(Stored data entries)
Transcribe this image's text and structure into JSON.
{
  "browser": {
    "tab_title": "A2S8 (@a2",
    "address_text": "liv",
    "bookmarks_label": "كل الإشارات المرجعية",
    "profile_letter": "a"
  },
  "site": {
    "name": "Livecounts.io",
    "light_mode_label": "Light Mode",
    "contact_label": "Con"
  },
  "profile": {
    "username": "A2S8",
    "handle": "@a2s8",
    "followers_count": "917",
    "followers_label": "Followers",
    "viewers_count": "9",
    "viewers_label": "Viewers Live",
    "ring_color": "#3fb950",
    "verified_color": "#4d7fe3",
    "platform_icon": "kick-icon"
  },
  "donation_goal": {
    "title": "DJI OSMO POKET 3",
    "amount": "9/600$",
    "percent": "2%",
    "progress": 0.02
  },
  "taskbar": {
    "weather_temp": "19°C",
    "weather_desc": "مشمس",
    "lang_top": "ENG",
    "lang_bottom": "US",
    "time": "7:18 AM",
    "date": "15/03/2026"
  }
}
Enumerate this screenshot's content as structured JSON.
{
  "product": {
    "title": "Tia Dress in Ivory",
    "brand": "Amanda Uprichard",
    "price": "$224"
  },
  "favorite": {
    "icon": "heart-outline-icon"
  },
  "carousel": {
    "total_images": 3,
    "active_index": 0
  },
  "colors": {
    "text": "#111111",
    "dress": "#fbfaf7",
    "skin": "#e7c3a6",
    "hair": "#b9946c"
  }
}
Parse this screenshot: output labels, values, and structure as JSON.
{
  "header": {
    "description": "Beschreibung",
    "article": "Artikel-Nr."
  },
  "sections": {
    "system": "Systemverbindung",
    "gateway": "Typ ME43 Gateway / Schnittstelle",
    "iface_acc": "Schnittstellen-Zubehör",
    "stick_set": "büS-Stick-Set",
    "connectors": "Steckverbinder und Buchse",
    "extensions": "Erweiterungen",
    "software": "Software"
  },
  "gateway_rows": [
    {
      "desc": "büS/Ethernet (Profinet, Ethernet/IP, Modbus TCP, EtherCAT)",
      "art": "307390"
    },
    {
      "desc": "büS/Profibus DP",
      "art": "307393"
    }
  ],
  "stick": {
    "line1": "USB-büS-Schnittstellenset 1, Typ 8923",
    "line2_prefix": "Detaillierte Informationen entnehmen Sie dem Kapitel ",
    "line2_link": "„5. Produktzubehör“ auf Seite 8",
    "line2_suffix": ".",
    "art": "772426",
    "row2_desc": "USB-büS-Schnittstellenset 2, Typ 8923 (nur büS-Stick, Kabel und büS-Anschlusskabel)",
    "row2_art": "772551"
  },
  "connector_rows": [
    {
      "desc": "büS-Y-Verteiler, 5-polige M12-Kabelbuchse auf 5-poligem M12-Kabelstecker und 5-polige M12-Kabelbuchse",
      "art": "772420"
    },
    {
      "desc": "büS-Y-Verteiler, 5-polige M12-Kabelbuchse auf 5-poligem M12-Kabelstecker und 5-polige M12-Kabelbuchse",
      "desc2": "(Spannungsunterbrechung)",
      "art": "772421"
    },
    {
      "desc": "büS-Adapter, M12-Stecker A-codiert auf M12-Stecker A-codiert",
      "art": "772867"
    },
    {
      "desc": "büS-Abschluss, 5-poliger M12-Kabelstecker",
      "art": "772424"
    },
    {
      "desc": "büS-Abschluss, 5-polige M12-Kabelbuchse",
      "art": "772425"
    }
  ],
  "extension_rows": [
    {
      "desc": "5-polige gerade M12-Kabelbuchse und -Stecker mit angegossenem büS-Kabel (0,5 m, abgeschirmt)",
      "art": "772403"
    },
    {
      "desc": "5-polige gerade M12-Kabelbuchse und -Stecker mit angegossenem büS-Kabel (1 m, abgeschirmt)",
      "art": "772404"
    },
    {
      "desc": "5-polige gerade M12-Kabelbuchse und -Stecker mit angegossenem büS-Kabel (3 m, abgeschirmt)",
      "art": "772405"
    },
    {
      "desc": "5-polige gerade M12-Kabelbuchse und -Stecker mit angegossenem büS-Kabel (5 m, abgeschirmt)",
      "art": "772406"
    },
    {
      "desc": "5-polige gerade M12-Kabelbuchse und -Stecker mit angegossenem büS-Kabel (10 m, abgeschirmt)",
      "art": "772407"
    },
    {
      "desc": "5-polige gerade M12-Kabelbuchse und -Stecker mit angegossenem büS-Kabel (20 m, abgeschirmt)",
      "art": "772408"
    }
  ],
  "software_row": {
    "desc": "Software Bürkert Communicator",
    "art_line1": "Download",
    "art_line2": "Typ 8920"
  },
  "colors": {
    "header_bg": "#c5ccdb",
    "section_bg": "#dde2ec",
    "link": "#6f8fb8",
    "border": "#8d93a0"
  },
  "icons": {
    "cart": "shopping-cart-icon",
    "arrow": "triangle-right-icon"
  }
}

:: Task prompt ::
Please return the data above exactly as given.

:: Result for this exercise ::
Transcribe this image's text and structure into JSON.
{
  "browser": {
    "tab_title": "A2S8 (@a2",
    "address_text": "liv",
    "bookmarks_label": "كل الإشارات المرجعية",
    "profile_letter": "a"
  },
  "site": {
    "name": "Livecounts.io",
    "light_mode_label": "Light Mode",
    "contact_label": "Con"
  },
  "profile": {
    "username": "A2S8",
    "handle": "@a2s8",
    "followers_count": "917",
    "followers_label": "Followers",
    "viewers_count": "9",
    "viewers_label": "Viewers Live",
    "ring_color": "#3fb950",
    "verified_color": "#4d7fe3",
    "platform_icon": "kick-icon"
  },
  "donation_goal": {
    "title": "DJI OSMO POKET 3",
    "amount": "9/600$",
    "percent": "2%",
    "progress": 0.02
  },
  "taskbar": {
    "weather_temp": "19°C",
    "weather_desc": "مشمس",
    "lang_top": "ENG",
    "lang_bottom": "US",
    "time": "7:18 AM",
    "date": "15/03/2026"
  }
}
Enumerate this screenshot's content as structured JSON.
{
  "product": {
    "title": "Tia Dress in Ivory",
    "brand": "Amanda Uprichard",
    "price": "$224"
  },
  "favorite": {
    "icon": "heart-outline-icon"
  },
  "carousel": {
    "total_images": 3,
    "active_index": 0
  },
  "colors": {
    "text": "#111111",
    "dress": "#fbfaf7",
    "skin": "#e7c3a6",
    "hair": "#b9946c"
  }
}
Parse this screenshot: output labels, values, and structure as JSON.
{
  "header": {
    "description": "Beschreibung",
    "article": "Artikel-Nr."
  },
  "sections": {
    "system": "Systemverbindung",
    "gateway": "Typ ME43 Gateway / Schnittstelle",
    "iface_acc": "Schnittstellen-Zubehör",
    "stick_set": "büS-Stick-Set",
    "connectors": "Steckverbinder und Buchse",
    "extensions": "Erweiterungen",
    "software": "Software"
  },
  "gateway_rows": [
    {
      "desc": "büS/Ethernet (Profinet, Ethernet/IP, Modbus TCP, EtherCAT)",
      "art": "307390"
    },
    {
      "desc": "büS/Profibus DP",
      "art": "307393"
    }
  ],
  "stick": {
    "line1": "USB-büS-Schnittstellenset 1, Typ 8923",
    "line2_prefix": "Detaillierte Informationen entnehmen Sie dem Kapitel ",
    "line2_link": "„5. Produktzubehör“ auf Seite 8",
    "line2_suffix": ".",
    "art": "772426",
    "row2_desc": "USB-büS-Schnittstellenset 2, Typ 8923 (nur büS-Stick, Kabel und büS-Anschlusskabel)",
    "row2_art": "772551"
  },
  "connector_rows": [
    {
      "desc": "büS-Y-Verteiler, 5-polige M12-Kabelbuchse auf 5-poligem M12-Kabelstecker und 5-polige M12-Kabelbuchse",
      "art": "772420"
    },
    {
      "desc": "büS-Y-Verteiler, 5-polige M12-Kabelbuchse auf 5-poligem M12-Kabelstecker und 5-polige M12-Kabelbuchse",
      "desc2": "(Spannungsunterbrechung)",
      "art": "772421"
    },
    {
      "desc": "büS-Adapter, M12-Stecker A-codiert auf M12-Stecker A-codiert",
      "art": "772867"
    },
    {
      "desc": "büS-Abschluss, 5-poliger M12-Kabelstecker",
      "art": "772424"
    },
    {
      "desc": "büS-Abschluss, 5-polige M12-Kabelbuchse",
      "art": "772425"
    }
  ],
  "extension_rows": [
    {
      "desc": "5-polige gerade M12-Kabelbuchse und -Stecker mit angegossenem büS-Kabel (0,5 m, abgeschirmt)",
      "art": "772403"
    },
    {
      "desc": "5-polige gerade M12-Kabelbuchse und -Stecker mit angegossenem büS-Kabel (1 m, abgeschirmt)",
      "art": "772404"
    },
    {
      "desc": "5-polige gerade M12-Kabelbuchse und -Stecker mit angegossenem büS-Kabel (3 m, abgeschirmt)",
      "art": "772405"
    },
    {
      "desc": "5-polige gerade M12-Kabelbuchse und -Stecker mit angegossenem büS-Kabel (5 m, abgeschirmt)",
      "art": "772406"
    },
    {
      "desc": "5-polige gerade M12-Kabelbuchse und -Stecker mit angegossenem büS-Kabel (10 m, abgeschirmt)",
      "art": "772407"
    },
    {
      "desc": "5-polige gerade M12-Kabelbuchse und -Stecker mit angegossenem büS-Kabel (20 m, abgeschirmt)",
      "art": "772408"
    }
  ],
  "software_row": {
    "desc": "Software Bürkert Communicator",
    "art_line1": "Download",
    "art_line2": "Typ 8920"
  },
  "colors": {
    "header_bg": "#c5ccdb",
    "section_bg": "#dde2ec",
    "link": "#6f8fb8",
    "border": "#8d93a0"
  },
  "icons": {
    "cart": "shopping-cart-icon",
    "arrow": "triangle-right-icon"
  }
}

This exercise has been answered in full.